* EXTRACTED RECORDS
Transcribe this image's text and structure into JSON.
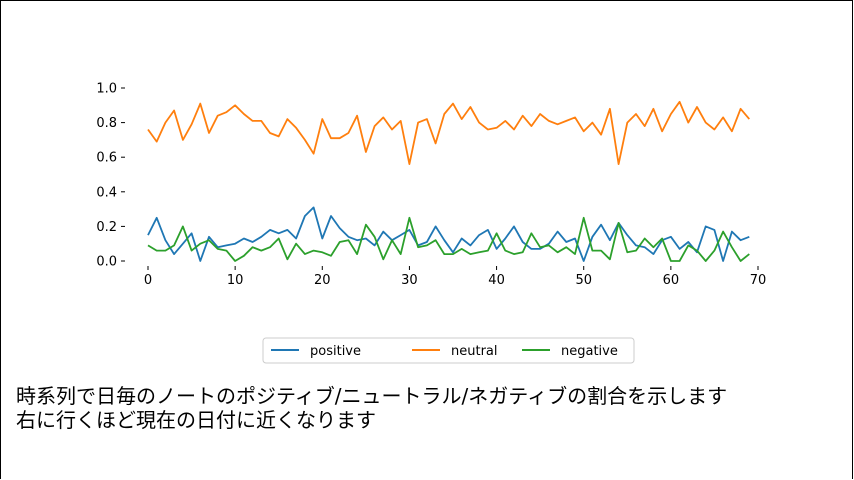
{
  "chart_data": {
    "type": "line",
    "x": [
      0,
      1,
      2,
      3,
      4,
      5,
      6,
      7,
      8,
      9,
      10,
      11,
      12,
      13,
      14,
      15,
      16,
      17,
      18,
      19,
      20,
      21,
      22,
      23,
      24,
      25,
      26,
      27,
      28,
      29,
      30,
      31,
      32,
      33,
      34,
      35,
      36,
      37,
      38,
      39,
      40,
      41,
      42,
      43,
      44,
      45,
      46,
      47,
      48,
      49,
      50,
      51,
      52,
      53,
      54,
      55,
      56,
      57,
      58,
      59,
      60,
      61,
      62,
      63,
      64,
      65,
      66,
      67,
      68,
      69
    ],
    "series": [
      {
        "name": "positive",
        "color": "#1f77b4",
        "values": [
          0.15,
          0.25,
          0.12,
          0.04,
          0.1,
          0.16,
          0.0,
          0.14,
          0.08,
          0.09,
          0.1,
          0.13,
          0.11,
          0.14,
          0.18,
          0.16,
          0.18,
          0.13,
          0.26,
          0.31,
          0.13,
          0.26,
          0.19,
          0.14,
          0.12,
          0.13,
          0.09,
          0.17,
          0.12,
          0.15,
          0.18,
          0.09,
          0.11,
          0.2,
          0.12,
          0.05,
          0.13,
          0.09,
          0.15,
          0.18,
          0.07,
          0.13,
          0.2,
          0.11,
          0.07,
          0.07,
          0.1,
          0.17,
          0.11,
          0.13,
          0.0,
          0.14,
          0.21,
          0.12,
          0.22,
          0.15,
          0.09,
          0.08,
          0.04,
          0.12,
          0.14,
          0.07,
          0.11,
          0.05,
          0.2,
          0.18,
          0.0,
          0.17,
          0.12,
          0.14
        ]
      },
      {
        "name": "neutral",
        "color": "#ff7f0e",
        "values": [
          0.76,
          0.69,
          0.8,
          0.87,
          0.7,
          0.79,
          0.91,
          0.74,
          0.84,
          0.86,
          0.9,
          0.85,
          0.81,
          0.81,
          0.74,
          0.72,
          0.82,
          0.77,
          0.7,
          0.62,
          0.82,
          0.71,
          0.71,
          0.74,
          0.84,
          0.63,
          0.78,
          0.83,
          0.76,
          0.81,
          0.56,
          0.8,
          0.82,
          0.68,
          0.85,
          0.91,
          0.82,
          0.89,
          0.8,
          0.76,
          0.77,
          0.81,
          0.76,
          0.84,
          0.78,
          0.85,
          0.81,
          0.79,
          0.81,
          0.83,
          0.75,
          0.8,
          0.73,
          0.88,
          0.56,
          0.8,
          0.85,
          0.78,
          0.88,
          0.75,
          0.85,
          0.92,
          0.8,
          0.89,
          0.8,
          0.76,
          0.83,
          0.75,
          0.88,
          0.82
        ]
      },
      {
        "name": "negative",
        "color": "#2ca02c",
        "values": [
          0.09,
          0.06,
          0.06,
          0.09,
          0.2,
          0.06,
          0.1,
          0.12,
          0.07,
          0.06,
          0.0,
          0.03,
          0.08,
          0.06,
          0.08,
          0.13,
          0.01,
          0.1,
          0.04,
          0.06,
          0.05,
          0.03,
          0.11,
          0.12,
          0.04,
          0.21,
          0.14,
          0.01,
          0.12,
          0.04,
          0.25,
          0.08,
          0.09,
          0.12,
          0.04,
          0.04,
          0.07,
          0.04,
          0.05,
          0.06,
          0.16,
          0.06,
          0.04,
          0.05,
          0.16,
          0.08,
          0.09,
          0.05,
          0.08,
          0.04,
          0.25,
          0.06,
          0.06,
          0.01,
          0.22,
          0.05,
          0.06,
          0.13,
          0.08,
          0.13,
          0.0,
          0.0,
          0.09,
          0.06,
          0.0,
          0.06,
          0.17,
          0.08,
          0.0,
          0.04
        ]
      }
    ],
    "xticks": [
      0,
      10,
      20,
      30,
      40,
      50,
      60,
      70
    ],
    "yticks": [
      0.0,
      0.2,
      0.4,
      0.6,
      0.8,
      1.0
    ],
    "ytick_labels": [
      "0.0",
      "0.2",
      "0.4",
      "0.6",
      "0.8",
      "1.0"
    ],
    "xlim": [
      0,
      70
    ],
    "ylim": [
      0,
      1.0
    ],
    "grid": false,
    "legend_position": "bottom-center",
    "title": "",
    "xlabel": "",
    "ylabel": ""
  },
  "caption": {
    "line1": "時系列で日毎のノートのポジティブ/ニュートラル/ネガティブの割合を示します",
    "line2": "右に行くほど現在の日付に近くなります"
  }
}
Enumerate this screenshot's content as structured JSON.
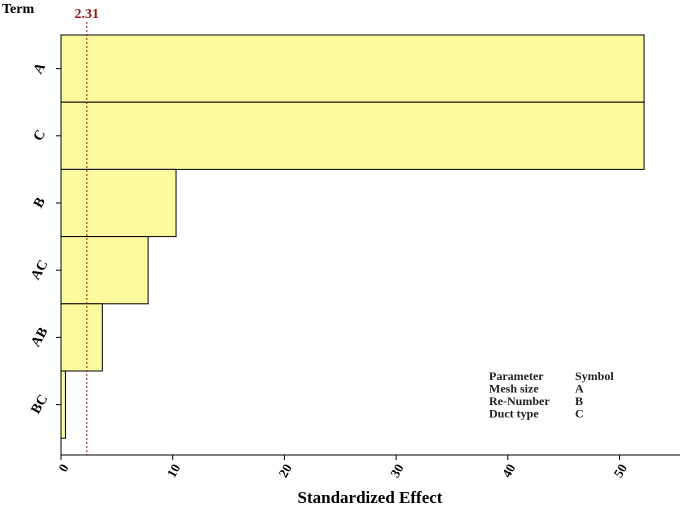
{
  "chart_data": {
    "type": "bar",
    "orientation": "horizontal",
    "categories": [
      "A",
      "C",
      "B",
      "AC",
      "AB",
      "BC"
    ],
    "values": [
      52.2,
      52.2,
      10.3,
      7.8,
      3.7,
      0.4
    ],
    "bar_color": "#fbfa9c",
    "bar_stroke": "#000000",
    "reference_line": {
      "value": 2.31,
      "label": "2.31",
      "color": "#8b1a1a"
    },
    "xlabel": "Standardized Effect",
    "ylabel": "Term",
    "xlim": [
      0,
      55
    ],
    "xticks": [
      0,
      10,
      20,
      30,
      40,
      50
    ],
    "grid": false,
    "legend_table": {
      "headers": [
        "Parameter",
        "Symbol"
      ],
      "rows": [
        [
          "Mesh size",
          "A"
        ],
        [
          "Re-Number",
          "B"
        ],
        [
          "Duct type",
          "C"
        ]
      ]
    }
  }
}
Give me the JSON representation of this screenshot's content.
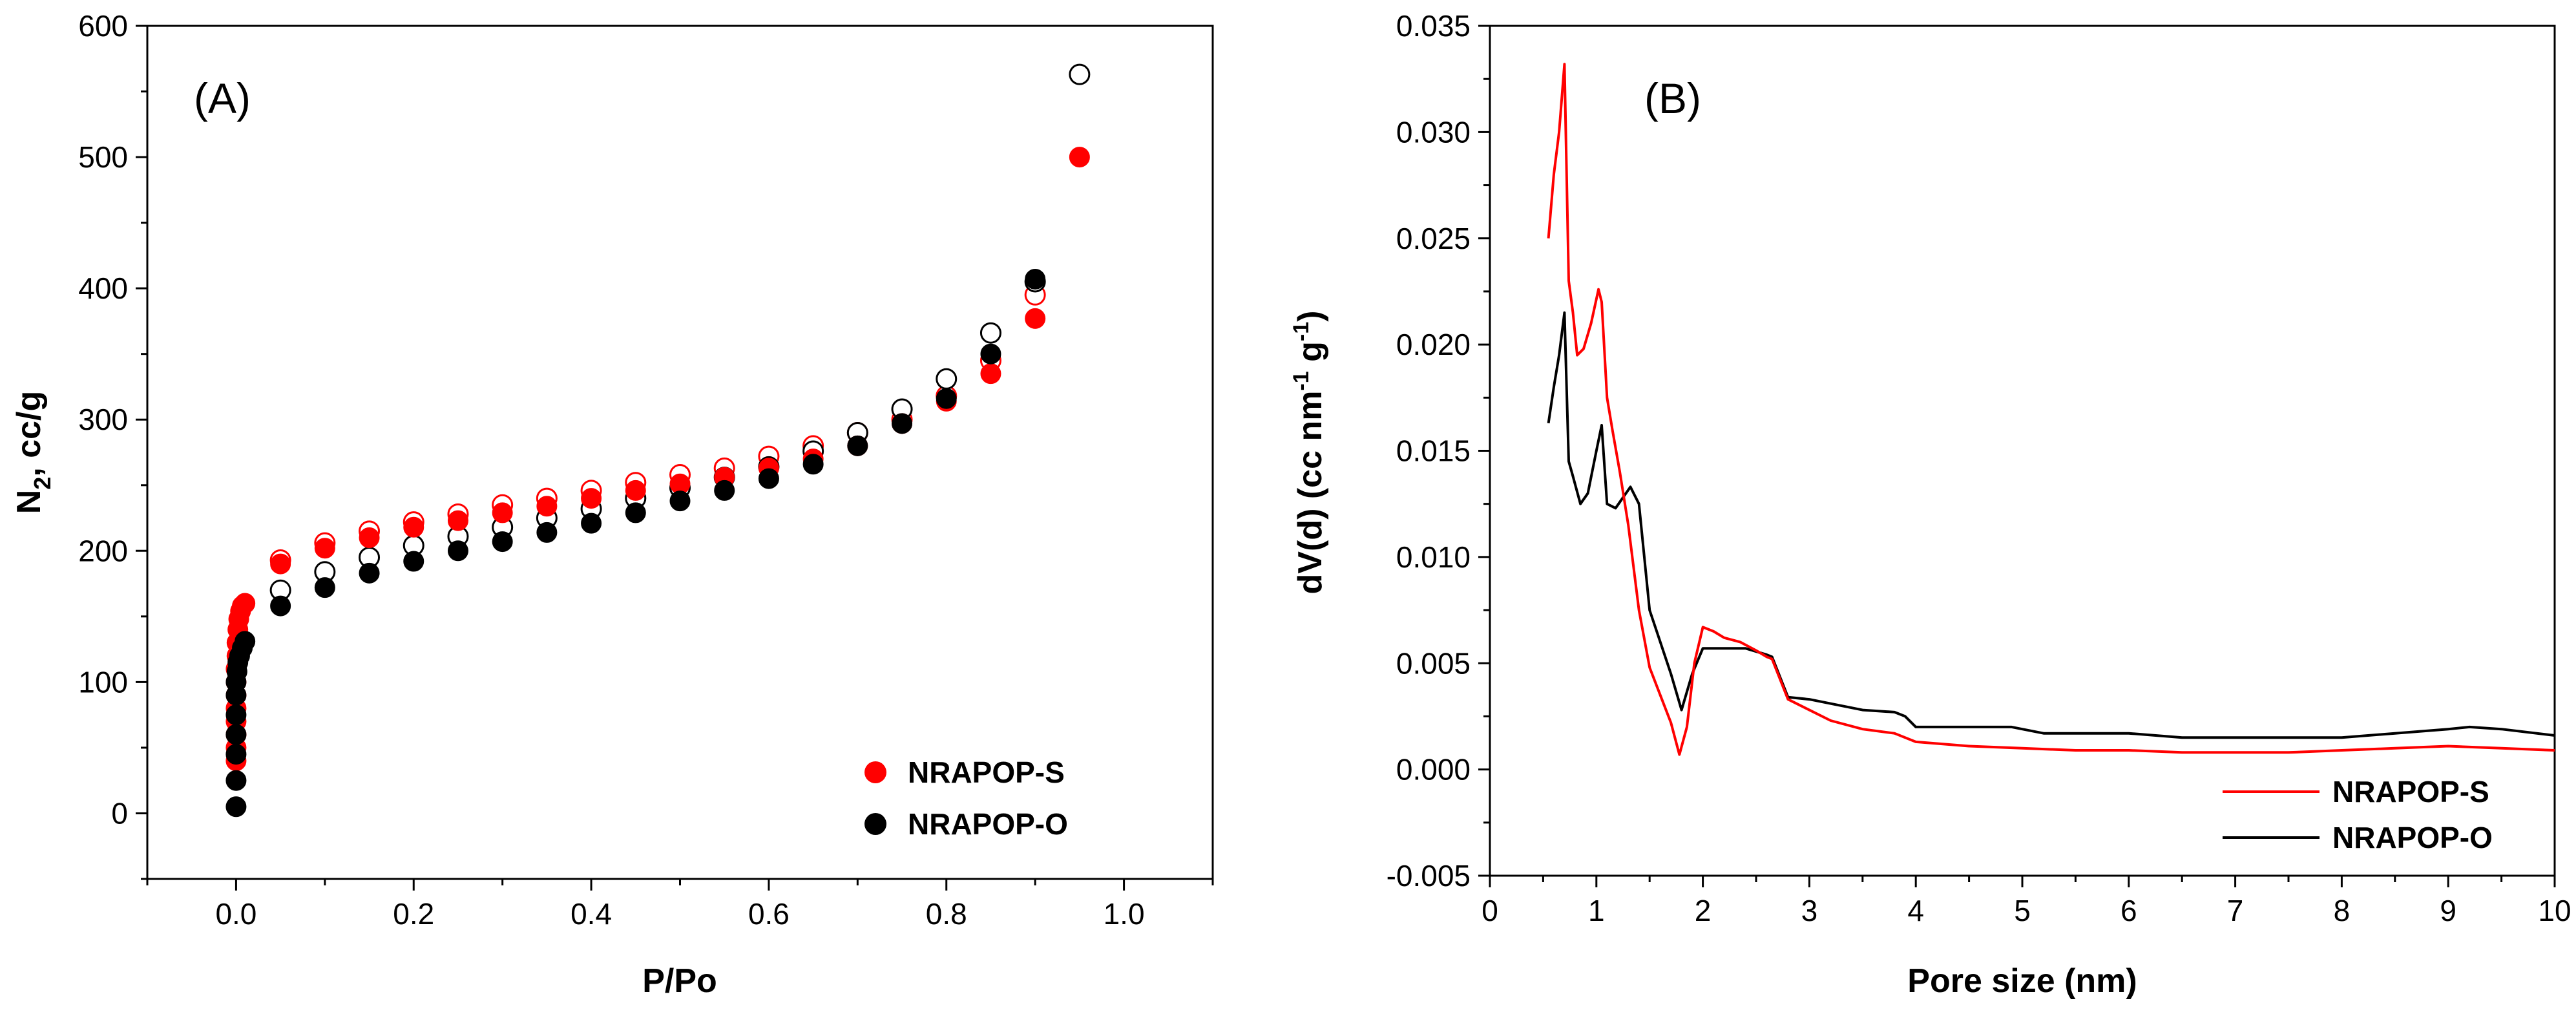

* TASK TO CARRY OUT
Nothing in the entries should change as you copy them, except that the pictures are left out.

* ANSWER TO THIS EXERCISE
Transcribe this image's text and structure into JSON.
{
  "chart_data": {
    "type": "line",
    "x": [
      0,
      1,
      2,
      3,
      4,
      5,
      6,
      7,
      8,
      9,
      10,
      11,
      12,
      13,
      14,
      15,
      16,
      17,
      18,
      19,
      20,
      21,
      22,
      23,
      24,
      25,
      26,
      27,
      28,
      29,
      30,
      31,
      32,
      33,
      34,
      35,
      36,
      37,
      38,
      39,
      40,
      41,
      42,
      43,
      44,
      45,
      46,
      47,
      48,
      49,
      50,
      51,
      52,
      53,
      54,
      55,
      56,
      57,
      58,
      59,
      60,
      61,
      62,
      63,
      64,
      65,
      66,
      67,
      68,
      69
    ],
    "series": [
      {
        "name": "positive",
        "color": "#1f77b4",
        "values": [
          0.15,
          0.25,
          0.12,
          0.04,
          0.1,
          0.16,
          0.0,
          0.14,
          0.08,
          0.09,
          0.1,
          0.13,
          0.11,
          0.14,
          0.18,
          0.16,
          0.18,
          0.13,
          0.26,
          0.31,
          0.13,
          0.26,
          0.19,
          0.14,
          0.12,
          0.13,
          0.09,
          0.17,
          0.12,
          0.15,
          0.18,
          0.09,
          0.11,
          0.2,
          0.12,
          0.05,
          0.13,
          0.09,
          0.15,
          0.18,
          0.07,
          0.13,
          0.2,
          0.11,
          0.07,
          0.07,
          0.1,
          0.17,
          0.11,
          0.13,
          0.0,
          0.14,
          0.21,
          0.12,
          0.22,
          0.15,
          0.09,
          0.08,
          0.04,
          0.12,
          0.14,
          0.07,
          0.11,
          0.05,
          0.2,
          0.18,
          0.0,
          0.17,
          0.12,
          0.14
        ]
      },
      {
        "name": "neutral",
        "color": "#ff7f0e",
        "values": [
          0.76,
          0.69,
          0.8,
          0.87,
          0.7,
          0.79,
          0.91,
          0.74,
          0.84,
          0.86,
          0.9,
          0.85,
          0.81,
          0.81,
          0.74,
          0.72,
          0.82,
          0.77,
          0.7,
          0.62,
          0.82,
          0.71,
          0.71,
          0.74,
          0.84,
          0.63,
          0.78,
          0.83,
          0.76,
          0.81,
          0.56,
          0.8,
          0.82,
          0.68,
          0.85,
          0.91,
          0.82,
          0.89,
          0.8,
          0.76,
          0.77,
          0.81,
          0.76,
          0.84,
          0.78,
          0.85,
          0.81,
          0.79,
          0.81,
          0.83,
          0.75,
          0.8,
          0.73,
          0.88,
          0.56,
          0.8,
          0.85,
          0.78,
          0.88,
          0.75,
          0.85,
          0.92,
          0.8,
          0.89,
          0.8,
          0.76,
          0.83,
          0.75,
          0.88,
          0.82
        ]
      },
      {
        "name": "negative",
        "color": "#2ca02c",
        "values": [
          0.09,
          0.06,
          0.06,
          0.09,
          0.2,
          0.06,
          0.1,
          0.12,
          0.07,
          0.06,
          0.0,
          0.03,
          0.08,
          0.06,
          0.08,
          0.13,
          0.01,
          0.1,
          0.04,
          0.06,
          0.05,
          0.03,
          0.11,
          0.12,
          0.04,
          0.21,
          0.14,
          0.01,
          0.12,
          0.04,
          0.25,
          0.08,
          0.09,
          0.12,
          0.04,
          0.04,
          0.07,
          0.04,
          0.05,
          0.06,
          0.16,
          0.06,
          0.04,
          0.05,
          0.16,
          0.08,
          0.09,
          0.05,
          0.08,
          0.04,
          0.25,
          0.06,
          0.06,
          0.01,
          0.22,
          0.05,
          0.06,
          0.13,
          0.08,
          0.13,
          0.0,
          0.0,
          0.09,
          0.06,
          0.0,
          0.06,
          0.17,
          0.08,
          0.0,
          0.04
        ]
      }
    ],
    "xticks": [
      0,
      10,
      20,
      30,
      40,
      50,
      60,
      70
    ],
    "yticks": [
      0.0,
      0.2,
      0.4,
      0.6,
      0.8,
      1.0
    ],
    "ytick_labels": [
      "0.0",
      "0.2",
      "0.4",
      "0.6",
      "0.8",
      "1.0"
    ],
    "xlim": [
      0,
      70
    ],
    "ylim": [
      0,
      1.0
    ],
    "grid": false,
    "legend_position": "bottom-center",
    "title": "",
    "xlabel": "",
    "ylabel": ""
  },
  "caption": {
    "line1": "時系列で日毎のノートのポジティブ/ニュートラル/ネガティブの割合を示します",
    "line2": "右に行くほど現在の日付に近くなります"
  }
}
Enumerate this screenshot's content as structured JSON.
{
  "chart_data": {
    "type": "bar",
    "orientation": "horizontal",
    "categories": [
      "A",
      "C",
      "B",
      "AC",
      "AB",
      "BC"
    ],
    "values": [
      52.2,
      52.2,
      10.3,
      7.8,
      3.7,
      0.4
    ],
    "bar_color": "#fbfa9c",
    "bar_stroke": "#000000",
    "reference_line": {
      "value": 2.31,
      "label": "2.31",
      "color": "#8b1a1a"
    },
    "xlabel": "Standardized Effect",
    "ylabel": "Term",
    "xlim": [
      0,
      55
    ],
    "xticks": [
      0,
      10,
      20,
      30,
      40,
      50
    ],
    "grid": false,
    "legend_table": {
      "headers": [
        "Parameter",
        "Symbol"
      ],
      "rows": [
        [
          "Mesh size",
          "A"
        ],
        [
          "Re-Number",
          "B"
        ],
        [
          "Duct type",
          "C"
        ]
      ]
    }
  }
}
Give me the JSON representation of this screenshot's content.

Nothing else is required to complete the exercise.